## WHAT TO PRODUCE
From the entries below, extract every line that includes the word "ΓΡΑΦΗΣ".

(Lines of data)
◇ ◇ ◇

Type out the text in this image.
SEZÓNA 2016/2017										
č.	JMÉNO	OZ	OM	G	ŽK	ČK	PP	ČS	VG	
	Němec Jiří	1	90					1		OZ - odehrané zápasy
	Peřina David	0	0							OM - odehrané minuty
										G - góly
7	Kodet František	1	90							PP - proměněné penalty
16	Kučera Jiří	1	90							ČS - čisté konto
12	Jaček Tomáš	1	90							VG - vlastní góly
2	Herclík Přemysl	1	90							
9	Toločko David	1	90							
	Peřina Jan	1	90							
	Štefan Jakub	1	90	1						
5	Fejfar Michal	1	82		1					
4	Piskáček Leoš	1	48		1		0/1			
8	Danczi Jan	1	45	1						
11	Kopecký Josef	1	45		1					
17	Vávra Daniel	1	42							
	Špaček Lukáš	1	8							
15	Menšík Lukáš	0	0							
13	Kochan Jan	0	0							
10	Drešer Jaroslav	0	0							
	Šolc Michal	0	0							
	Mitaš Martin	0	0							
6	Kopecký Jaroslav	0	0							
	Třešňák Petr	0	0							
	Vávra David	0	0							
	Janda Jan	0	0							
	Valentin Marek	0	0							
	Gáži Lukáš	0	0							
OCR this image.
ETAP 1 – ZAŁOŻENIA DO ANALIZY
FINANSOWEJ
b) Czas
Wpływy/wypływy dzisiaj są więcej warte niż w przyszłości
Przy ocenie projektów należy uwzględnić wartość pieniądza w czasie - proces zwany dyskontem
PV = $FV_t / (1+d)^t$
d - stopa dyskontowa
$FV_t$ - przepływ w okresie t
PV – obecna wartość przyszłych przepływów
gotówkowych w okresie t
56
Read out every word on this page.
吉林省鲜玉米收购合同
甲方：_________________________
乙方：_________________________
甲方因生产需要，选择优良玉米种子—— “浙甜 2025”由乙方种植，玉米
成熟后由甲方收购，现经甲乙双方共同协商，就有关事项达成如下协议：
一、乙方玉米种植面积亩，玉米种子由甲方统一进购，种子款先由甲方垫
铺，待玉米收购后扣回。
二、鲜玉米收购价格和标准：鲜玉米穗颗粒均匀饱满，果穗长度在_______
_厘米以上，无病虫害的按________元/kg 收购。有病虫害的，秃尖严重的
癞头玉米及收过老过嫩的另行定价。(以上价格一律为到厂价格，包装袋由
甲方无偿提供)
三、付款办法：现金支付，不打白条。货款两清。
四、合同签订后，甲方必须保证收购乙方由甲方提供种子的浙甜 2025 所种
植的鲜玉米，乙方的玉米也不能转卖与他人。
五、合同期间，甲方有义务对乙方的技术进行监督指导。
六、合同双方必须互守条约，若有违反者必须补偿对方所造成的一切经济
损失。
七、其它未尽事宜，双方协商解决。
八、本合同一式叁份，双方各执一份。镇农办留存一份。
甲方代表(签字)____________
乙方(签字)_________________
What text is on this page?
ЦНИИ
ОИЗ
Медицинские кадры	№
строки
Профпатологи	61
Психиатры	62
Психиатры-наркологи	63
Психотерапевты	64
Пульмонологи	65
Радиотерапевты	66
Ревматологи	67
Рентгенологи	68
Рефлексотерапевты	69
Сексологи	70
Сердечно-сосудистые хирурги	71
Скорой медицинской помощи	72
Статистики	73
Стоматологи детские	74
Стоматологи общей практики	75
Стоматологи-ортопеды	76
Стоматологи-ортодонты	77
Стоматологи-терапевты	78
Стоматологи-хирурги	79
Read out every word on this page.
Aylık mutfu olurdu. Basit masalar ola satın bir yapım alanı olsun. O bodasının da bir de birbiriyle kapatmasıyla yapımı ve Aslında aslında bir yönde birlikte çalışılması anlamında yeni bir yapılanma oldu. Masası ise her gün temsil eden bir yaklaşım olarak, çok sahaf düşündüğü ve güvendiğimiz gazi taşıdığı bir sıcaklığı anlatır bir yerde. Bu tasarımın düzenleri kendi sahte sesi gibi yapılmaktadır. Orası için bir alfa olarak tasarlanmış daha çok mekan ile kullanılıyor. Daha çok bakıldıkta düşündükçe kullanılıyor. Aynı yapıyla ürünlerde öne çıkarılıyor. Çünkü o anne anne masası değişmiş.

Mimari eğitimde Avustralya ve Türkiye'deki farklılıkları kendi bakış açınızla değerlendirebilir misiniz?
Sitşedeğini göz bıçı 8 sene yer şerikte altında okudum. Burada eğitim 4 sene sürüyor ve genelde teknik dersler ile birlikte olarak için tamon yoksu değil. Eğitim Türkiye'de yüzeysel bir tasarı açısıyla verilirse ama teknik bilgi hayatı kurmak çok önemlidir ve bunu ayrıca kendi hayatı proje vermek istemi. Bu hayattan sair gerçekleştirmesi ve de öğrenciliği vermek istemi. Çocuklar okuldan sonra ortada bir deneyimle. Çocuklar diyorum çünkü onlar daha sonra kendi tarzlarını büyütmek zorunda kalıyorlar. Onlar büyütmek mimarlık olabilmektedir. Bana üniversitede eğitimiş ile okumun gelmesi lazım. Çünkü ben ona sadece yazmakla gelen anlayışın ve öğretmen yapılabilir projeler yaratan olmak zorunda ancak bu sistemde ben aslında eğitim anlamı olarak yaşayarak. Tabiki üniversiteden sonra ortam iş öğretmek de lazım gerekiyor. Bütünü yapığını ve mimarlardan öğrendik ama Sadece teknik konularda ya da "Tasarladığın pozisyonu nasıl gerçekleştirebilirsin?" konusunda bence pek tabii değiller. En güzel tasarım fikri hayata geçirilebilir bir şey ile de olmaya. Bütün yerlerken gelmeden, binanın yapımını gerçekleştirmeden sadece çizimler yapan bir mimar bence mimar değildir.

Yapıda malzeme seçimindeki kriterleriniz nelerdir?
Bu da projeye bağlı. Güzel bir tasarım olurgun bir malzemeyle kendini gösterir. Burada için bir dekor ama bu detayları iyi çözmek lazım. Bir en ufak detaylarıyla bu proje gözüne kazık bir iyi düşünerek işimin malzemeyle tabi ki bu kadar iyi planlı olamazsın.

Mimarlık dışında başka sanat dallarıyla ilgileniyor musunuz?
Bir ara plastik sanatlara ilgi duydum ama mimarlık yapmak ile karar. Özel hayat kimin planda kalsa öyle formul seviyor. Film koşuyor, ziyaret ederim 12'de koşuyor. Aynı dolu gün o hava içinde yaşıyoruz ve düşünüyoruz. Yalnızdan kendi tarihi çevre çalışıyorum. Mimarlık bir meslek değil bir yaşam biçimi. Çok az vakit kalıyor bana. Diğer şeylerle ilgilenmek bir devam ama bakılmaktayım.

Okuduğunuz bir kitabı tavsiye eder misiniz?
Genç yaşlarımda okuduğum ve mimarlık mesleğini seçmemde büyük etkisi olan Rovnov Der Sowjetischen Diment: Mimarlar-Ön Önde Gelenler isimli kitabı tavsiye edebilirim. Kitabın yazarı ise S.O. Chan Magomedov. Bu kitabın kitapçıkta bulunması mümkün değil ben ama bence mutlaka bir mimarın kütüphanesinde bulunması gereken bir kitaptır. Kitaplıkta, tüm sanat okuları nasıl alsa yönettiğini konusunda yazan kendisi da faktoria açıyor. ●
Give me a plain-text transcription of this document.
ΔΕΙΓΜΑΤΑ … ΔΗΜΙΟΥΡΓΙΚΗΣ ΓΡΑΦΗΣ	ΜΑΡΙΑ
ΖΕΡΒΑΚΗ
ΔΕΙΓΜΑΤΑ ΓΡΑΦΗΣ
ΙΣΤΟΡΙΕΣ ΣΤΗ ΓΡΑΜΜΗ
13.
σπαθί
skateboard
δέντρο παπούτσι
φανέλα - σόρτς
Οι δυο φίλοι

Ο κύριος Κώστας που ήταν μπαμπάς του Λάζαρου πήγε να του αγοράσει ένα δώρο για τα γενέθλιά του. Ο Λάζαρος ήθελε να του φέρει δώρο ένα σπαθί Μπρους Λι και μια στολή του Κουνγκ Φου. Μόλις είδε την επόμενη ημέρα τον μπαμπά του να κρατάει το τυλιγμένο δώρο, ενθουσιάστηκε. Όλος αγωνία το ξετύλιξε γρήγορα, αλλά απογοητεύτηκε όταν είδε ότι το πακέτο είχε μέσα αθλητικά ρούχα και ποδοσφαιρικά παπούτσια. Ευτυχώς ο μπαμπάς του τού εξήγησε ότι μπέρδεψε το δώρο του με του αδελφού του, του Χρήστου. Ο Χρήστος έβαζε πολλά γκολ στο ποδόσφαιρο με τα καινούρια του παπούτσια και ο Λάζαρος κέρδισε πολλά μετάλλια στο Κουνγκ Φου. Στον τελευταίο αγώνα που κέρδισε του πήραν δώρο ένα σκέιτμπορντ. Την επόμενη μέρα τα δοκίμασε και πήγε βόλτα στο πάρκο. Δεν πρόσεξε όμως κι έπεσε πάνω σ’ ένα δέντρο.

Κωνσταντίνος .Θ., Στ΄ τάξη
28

◇ ◇ ◇

## REPLY
ΔΕΙΓΜΑΤΑ … ΔΗΜΙΟΥΡΓΙΚΗΣ ΓΡΑΦΗΣ	ΜΑΡΙΑ
ΔΕΙΓΜΑΤΑ ΓΡΑΦΗΣ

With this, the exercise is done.